● Exercise objective: Please continue the immigration ruling on voluntary departure below, starting right after its last sentence and leaving the data aside.

● Source extract:
--------

The special inquiry officer found that the respondent had not maintained her student status, that she had failed to comply with the conditions of her admission as a nonimmigrant student, and that her deportability had been established by clear, convincing, and unequivocal evidence. He then found the respondent ineligible for the privilege of voluntary departure, and cited Matter of Neely and Whylie, 11 I. & N. Dec. 864 (BIA, 1966), as the basis for his decision. There we had sustained the Service appeal, had found each respondent deportable, and had added that, in view of the recent conviction of a crime involving moral turpitude, each respondent was statutorily ineligible for the relief of voluntary departure, under section 101 (f) (3), since good moral character could not be established for the five-year period required under section 244 (e). Apparently, the fact that the crime involved was a petty offense was overlooked.

We hereby overrule our decision in Matter of Neely and Whylie, supra, insofar as it deals with the privilege of voluntary departure.

--------

● Data extract:
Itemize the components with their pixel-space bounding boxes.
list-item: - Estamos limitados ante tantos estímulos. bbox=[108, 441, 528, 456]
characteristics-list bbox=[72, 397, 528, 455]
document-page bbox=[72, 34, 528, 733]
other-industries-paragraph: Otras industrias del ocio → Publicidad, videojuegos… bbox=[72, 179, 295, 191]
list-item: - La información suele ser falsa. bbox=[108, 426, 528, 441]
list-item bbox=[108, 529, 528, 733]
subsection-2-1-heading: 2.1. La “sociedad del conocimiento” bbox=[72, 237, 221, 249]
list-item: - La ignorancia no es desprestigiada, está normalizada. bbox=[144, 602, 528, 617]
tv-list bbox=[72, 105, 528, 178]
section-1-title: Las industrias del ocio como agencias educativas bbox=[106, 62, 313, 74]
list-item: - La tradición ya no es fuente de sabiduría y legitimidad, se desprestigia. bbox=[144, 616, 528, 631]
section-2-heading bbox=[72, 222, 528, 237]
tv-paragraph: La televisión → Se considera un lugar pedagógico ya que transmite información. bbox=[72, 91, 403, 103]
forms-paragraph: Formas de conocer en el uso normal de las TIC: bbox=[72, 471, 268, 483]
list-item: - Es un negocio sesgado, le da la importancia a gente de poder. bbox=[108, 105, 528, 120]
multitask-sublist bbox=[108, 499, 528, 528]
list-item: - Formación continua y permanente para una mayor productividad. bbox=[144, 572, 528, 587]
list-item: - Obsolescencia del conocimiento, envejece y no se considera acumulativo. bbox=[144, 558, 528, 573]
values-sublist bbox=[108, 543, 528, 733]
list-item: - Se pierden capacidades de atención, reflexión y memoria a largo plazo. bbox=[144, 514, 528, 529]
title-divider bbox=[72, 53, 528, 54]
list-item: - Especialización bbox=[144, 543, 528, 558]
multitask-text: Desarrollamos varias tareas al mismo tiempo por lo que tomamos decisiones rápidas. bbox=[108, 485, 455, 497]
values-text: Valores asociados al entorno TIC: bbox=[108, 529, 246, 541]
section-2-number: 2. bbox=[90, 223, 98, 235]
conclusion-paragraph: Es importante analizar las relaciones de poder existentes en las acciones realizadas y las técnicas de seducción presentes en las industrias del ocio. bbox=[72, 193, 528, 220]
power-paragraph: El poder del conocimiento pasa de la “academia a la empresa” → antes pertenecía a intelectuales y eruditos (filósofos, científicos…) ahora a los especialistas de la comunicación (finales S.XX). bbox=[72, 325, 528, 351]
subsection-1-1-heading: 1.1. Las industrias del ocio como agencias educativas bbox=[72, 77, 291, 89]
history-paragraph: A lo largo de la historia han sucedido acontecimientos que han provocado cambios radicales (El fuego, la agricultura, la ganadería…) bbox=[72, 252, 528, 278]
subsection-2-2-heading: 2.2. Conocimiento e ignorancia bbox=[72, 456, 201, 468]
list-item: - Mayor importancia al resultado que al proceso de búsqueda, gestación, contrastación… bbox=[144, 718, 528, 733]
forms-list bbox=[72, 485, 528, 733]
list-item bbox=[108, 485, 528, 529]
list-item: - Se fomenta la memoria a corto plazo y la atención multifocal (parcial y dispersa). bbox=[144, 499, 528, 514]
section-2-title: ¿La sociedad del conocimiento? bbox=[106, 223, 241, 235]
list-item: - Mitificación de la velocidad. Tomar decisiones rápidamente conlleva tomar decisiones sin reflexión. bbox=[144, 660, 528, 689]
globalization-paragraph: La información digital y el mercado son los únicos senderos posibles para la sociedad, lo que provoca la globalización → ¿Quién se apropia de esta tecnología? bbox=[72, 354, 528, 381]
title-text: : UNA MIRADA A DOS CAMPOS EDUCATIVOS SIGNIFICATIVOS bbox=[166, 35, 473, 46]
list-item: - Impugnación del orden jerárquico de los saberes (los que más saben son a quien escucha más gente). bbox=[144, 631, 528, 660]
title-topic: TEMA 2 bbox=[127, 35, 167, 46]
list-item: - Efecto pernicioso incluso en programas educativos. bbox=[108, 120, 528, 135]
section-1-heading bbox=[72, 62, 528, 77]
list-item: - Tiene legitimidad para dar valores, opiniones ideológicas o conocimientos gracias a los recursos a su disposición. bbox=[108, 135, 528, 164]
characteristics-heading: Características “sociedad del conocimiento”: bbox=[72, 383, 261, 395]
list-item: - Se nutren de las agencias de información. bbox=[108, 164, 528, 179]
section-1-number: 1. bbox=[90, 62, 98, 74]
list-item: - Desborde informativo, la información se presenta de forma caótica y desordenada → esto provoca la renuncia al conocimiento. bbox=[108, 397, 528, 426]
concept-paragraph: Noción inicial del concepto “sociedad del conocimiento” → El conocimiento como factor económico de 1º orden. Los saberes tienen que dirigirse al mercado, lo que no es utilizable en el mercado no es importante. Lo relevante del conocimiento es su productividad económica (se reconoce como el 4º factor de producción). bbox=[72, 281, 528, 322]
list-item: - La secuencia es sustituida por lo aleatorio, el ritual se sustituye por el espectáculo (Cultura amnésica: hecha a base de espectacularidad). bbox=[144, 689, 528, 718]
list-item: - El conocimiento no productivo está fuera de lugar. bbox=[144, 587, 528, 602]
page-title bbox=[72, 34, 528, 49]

--------

● Written reply:
Good moral character for at least five years immediately preceding an alien's application for voluntary departure under subsection (e) of the section 244 of the Immigration and Nationality Act is a prerequisite for a grant of voluntary departure under that subsection. Section 101 (f) of the Act lists eight classes of aliens who shall not be regarded as persons of good moral character. Persons described in paragraph (9) of section 212 (a), that is, generally speaking, aliens who have been convicted of a crime involving moral turpitude, are included in the third class of persons who are precluded from establishing good moral character. Section 101 (f) (3). However, petty one-time offenders are specifically excepted in paragraph (9) of section 212(a), with the result that conviction of just one petty offense involving moral turpitude will not make an alien excludable under that section. It follows that, under section 101 (f) (3), such a conviction of a petty offense involving moral turpitude cannot preclude an alien from establishing good moral character in a deportation proceeding. We so held in Matter of M-, 7 I. & N. Dec. 147 (BIA 1956).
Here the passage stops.